# [Work instructions]
For each line below that contains the string "fill", copy that line.

# [Data section]
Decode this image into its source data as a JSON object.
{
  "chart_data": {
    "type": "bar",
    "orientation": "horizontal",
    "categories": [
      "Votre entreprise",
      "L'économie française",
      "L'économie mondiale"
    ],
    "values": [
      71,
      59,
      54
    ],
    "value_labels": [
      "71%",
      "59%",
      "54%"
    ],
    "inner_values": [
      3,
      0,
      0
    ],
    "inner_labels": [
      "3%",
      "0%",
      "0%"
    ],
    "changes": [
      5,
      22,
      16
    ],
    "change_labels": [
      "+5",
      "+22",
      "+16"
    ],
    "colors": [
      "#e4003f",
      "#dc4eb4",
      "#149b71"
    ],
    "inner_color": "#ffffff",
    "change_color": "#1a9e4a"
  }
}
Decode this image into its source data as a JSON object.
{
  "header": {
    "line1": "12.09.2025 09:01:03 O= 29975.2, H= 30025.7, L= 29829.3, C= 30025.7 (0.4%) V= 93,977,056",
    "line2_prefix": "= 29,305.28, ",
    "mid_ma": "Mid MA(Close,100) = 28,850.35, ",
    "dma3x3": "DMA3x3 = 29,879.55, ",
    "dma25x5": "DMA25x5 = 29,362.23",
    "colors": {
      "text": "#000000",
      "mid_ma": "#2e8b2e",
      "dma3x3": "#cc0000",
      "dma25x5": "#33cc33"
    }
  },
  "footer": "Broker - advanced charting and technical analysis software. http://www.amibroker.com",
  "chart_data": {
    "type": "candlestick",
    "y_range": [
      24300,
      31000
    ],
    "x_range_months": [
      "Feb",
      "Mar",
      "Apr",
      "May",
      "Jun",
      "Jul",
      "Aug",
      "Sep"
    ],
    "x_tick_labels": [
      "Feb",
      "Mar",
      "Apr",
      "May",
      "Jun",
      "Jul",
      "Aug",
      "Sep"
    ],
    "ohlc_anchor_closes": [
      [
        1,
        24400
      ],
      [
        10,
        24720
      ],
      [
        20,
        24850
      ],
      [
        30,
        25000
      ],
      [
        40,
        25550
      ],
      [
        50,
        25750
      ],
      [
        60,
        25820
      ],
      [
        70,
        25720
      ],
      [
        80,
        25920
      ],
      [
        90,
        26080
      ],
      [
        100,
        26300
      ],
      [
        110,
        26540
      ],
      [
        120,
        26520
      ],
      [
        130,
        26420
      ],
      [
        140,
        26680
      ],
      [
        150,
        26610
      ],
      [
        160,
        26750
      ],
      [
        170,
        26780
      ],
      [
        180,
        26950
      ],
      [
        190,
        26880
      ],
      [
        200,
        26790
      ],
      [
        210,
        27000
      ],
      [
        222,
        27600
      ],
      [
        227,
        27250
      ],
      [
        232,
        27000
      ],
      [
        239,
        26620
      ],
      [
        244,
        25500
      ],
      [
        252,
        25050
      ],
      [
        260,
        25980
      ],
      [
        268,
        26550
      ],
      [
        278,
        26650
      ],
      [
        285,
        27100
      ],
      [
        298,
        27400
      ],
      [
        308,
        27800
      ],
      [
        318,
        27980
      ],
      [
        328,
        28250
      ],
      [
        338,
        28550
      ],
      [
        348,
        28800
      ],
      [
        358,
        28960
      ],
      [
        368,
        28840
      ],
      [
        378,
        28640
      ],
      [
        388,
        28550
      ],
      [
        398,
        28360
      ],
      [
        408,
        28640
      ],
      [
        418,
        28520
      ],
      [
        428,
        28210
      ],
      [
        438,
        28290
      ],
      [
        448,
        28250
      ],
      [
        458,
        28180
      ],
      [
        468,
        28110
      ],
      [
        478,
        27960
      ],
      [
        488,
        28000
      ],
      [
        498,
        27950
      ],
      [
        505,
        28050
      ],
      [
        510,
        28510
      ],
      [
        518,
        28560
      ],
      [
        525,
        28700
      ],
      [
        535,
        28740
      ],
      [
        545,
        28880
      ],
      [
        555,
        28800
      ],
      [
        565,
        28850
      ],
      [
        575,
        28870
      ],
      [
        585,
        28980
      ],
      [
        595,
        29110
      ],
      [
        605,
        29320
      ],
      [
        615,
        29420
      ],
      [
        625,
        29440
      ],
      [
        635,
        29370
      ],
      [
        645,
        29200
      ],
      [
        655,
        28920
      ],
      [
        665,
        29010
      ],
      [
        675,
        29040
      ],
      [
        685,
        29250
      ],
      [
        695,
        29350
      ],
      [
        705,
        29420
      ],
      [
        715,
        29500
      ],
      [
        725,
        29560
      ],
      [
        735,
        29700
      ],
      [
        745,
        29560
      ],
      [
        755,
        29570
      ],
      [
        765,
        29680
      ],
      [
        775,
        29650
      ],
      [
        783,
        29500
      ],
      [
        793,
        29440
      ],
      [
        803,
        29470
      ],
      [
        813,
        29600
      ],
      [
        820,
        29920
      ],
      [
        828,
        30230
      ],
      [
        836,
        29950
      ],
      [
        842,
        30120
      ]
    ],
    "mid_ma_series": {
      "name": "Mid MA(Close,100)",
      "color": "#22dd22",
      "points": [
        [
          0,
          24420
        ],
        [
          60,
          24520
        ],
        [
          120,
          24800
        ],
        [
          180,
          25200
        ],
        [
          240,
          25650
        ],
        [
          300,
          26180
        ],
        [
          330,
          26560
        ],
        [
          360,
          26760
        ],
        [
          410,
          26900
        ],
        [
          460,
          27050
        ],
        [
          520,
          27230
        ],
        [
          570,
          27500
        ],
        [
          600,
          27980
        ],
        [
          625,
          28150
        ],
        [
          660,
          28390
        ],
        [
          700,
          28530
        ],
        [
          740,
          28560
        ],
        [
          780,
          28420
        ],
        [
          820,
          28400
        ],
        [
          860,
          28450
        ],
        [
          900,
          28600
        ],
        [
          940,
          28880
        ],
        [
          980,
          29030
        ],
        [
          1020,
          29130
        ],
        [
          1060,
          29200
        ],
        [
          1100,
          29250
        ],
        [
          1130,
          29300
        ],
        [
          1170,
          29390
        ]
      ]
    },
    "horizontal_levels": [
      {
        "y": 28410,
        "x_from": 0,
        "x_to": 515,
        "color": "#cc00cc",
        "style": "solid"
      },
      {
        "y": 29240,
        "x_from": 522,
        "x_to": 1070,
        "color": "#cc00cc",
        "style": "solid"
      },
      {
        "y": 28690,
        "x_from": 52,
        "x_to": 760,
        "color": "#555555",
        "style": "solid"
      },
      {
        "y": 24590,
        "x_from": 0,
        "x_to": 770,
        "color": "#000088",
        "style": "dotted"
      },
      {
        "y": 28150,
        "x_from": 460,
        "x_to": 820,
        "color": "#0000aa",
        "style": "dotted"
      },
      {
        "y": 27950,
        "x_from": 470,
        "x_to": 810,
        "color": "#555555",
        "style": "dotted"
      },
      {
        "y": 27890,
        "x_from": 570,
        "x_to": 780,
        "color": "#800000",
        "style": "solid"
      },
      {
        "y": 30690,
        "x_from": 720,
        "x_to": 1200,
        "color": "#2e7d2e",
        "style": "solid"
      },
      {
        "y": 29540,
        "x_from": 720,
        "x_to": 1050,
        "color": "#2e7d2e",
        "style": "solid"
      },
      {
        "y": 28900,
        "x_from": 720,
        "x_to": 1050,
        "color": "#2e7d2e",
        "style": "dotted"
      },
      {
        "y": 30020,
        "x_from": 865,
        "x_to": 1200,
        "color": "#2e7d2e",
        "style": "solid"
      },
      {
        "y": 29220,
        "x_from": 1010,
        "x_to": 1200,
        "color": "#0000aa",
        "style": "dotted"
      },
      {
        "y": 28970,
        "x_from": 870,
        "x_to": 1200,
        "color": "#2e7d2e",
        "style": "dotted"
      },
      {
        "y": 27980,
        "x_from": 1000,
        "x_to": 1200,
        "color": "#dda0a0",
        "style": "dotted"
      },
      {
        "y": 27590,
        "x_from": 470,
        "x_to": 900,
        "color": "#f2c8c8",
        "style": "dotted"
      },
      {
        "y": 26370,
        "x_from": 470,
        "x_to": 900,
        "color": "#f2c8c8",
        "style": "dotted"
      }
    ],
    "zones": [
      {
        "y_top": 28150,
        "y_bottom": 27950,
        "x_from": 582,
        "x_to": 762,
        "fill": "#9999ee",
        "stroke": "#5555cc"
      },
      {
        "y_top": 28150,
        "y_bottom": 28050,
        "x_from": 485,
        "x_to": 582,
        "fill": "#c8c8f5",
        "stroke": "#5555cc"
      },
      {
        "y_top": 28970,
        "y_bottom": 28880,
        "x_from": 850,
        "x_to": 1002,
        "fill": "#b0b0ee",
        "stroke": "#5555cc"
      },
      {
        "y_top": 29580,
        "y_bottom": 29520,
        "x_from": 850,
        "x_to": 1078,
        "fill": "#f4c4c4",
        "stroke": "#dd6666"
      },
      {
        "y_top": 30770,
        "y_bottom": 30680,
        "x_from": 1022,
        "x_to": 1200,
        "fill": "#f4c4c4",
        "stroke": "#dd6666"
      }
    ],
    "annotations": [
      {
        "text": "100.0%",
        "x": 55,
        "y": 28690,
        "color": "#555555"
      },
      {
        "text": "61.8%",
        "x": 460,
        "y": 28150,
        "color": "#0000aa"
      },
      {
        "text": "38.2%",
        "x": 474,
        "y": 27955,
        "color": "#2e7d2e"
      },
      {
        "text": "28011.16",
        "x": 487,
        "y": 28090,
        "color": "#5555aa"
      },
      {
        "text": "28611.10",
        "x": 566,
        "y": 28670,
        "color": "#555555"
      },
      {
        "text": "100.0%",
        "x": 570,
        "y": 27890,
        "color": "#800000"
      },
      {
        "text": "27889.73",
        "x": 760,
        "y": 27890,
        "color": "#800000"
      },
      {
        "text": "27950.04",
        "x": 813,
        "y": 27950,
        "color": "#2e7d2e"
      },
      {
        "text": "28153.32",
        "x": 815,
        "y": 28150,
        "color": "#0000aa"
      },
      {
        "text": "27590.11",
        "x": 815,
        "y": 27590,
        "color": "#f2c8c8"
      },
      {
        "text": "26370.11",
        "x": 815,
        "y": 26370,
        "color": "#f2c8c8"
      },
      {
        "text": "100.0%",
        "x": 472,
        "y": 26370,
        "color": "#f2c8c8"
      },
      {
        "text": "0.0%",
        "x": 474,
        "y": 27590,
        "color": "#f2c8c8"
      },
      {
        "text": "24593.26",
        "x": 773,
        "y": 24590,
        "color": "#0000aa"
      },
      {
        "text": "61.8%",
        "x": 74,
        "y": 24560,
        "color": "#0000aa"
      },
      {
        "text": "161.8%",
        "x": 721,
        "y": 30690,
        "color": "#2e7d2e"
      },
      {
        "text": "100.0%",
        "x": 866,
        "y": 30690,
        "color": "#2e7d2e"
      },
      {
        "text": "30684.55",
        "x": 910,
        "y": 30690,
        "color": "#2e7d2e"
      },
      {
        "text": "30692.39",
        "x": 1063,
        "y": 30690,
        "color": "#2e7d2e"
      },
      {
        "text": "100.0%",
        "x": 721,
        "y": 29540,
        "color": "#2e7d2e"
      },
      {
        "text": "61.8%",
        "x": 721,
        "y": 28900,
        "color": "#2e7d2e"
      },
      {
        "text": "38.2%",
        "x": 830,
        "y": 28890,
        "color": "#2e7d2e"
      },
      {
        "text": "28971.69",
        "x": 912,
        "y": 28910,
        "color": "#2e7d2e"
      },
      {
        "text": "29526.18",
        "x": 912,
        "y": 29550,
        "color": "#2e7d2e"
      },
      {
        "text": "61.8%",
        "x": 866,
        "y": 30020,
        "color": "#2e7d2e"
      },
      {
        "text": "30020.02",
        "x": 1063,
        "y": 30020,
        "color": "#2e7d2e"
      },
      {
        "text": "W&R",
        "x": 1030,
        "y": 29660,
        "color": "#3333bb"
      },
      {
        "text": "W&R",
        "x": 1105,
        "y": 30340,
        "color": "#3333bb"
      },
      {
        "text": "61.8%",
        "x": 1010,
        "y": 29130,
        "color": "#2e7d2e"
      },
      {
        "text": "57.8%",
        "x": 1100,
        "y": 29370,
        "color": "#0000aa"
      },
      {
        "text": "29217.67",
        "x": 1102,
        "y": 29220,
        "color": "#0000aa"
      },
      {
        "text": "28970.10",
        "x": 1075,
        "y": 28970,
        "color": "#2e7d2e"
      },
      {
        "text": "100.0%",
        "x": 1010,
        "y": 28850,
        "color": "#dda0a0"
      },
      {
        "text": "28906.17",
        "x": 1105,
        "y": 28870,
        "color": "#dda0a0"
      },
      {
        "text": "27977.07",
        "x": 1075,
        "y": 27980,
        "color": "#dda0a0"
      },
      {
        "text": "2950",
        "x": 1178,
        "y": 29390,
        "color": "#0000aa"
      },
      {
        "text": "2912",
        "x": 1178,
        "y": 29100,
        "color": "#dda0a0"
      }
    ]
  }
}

# [Exercise solution]
        "fill": "#9999ee",
        "fill": "#c8c8f5",
        "fill": "#b0b0ee",
        "fill": "#f4c4c4",
        "fill": "#f4c4c4",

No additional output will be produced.